RECORDS FOR THE TASK:
════════════════════

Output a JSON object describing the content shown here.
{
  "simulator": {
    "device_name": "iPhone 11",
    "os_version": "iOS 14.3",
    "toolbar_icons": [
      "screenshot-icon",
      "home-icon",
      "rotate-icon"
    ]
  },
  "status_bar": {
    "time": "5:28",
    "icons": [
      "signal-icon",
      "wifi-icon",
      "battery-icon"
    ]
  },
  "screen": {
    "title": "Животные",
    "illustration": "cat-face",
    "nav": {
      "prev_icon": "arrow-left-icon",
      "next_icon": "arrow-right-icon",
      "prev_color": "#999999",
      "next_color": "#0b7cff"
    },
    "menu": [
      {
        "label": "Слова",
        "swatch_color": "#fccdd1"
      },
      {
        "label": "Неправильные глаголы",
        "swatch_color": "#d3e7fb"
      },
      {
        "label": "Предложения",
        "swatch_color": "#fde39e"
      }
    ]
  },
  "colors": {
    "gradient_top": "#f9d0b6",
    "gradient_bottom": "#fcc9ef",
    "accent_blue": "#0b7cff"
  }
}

════════════════════

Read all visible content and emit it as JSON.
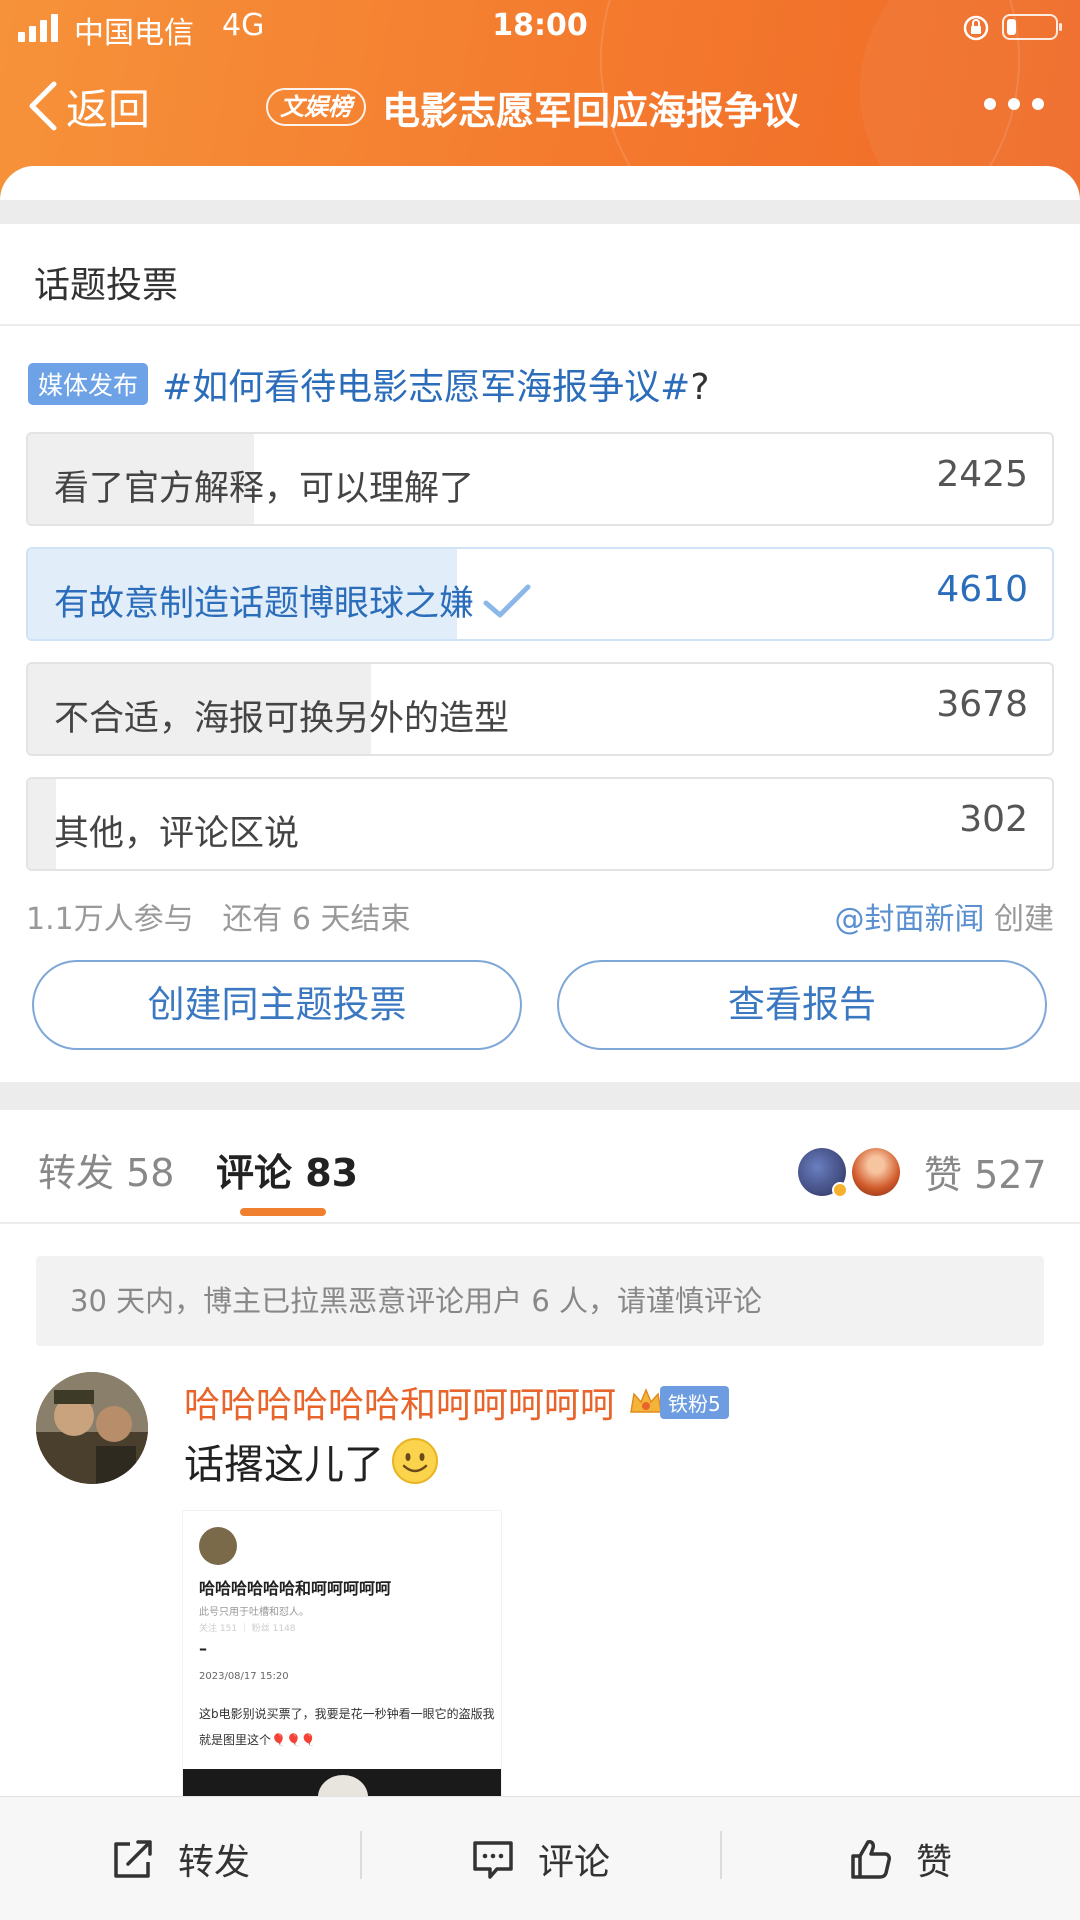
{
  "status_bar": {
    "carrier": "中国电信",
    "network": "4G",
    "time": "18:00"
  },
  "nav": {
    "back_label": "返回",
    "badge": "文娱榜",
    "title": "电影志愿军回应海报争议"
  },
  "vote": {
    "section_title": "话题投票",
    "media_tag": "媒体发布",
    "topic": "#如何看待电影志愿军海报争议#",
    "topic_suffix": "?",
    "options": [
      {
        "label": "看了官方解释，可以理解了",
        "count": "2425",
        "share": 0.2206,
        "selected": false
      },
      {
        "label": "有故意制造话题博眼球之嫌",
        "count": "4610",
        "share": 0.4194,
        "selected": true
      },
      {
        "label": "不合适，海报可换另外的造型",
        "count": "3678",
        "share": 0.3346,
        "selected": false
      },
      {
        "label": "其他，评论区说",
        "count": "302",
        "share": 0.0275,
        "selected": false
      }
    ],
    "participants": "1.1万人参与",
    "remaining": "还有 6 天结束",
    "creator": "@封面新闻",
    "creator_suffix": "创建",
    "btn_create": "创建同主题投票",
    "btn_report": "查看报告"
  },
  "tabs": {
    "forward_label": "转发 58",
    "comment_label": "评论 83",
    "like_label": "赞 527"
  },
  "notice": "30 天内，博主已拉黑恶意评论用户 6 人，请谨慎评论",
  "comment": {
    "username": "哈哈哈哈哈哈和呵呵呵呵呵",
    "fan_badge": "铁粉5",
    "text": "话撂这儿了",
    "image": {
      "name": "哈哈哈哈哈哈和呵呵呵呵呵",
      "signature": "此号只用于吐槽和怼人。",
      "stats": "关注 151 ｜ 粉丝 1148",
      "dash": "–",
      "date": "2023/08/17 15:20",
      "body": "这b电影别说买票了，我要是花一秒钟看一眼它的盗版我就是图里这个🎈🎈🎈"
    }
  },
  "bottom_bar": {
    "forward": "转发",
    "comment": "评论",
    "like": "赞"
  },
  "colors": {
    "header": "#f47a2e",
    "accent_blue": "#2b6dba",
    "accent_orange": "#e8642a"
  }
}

════════════════════

SHORT EXERCISE:
Using the material above, report each line where "哈哈哈哈哈哈和呵呵呵呵呵" occurs.

TASK ANSWER:
    "username": "哈哈哈哈哈哈和呵呵呵呵呵",
      "name": "哈哈哈哈哈哈和呵呵呵呵呵",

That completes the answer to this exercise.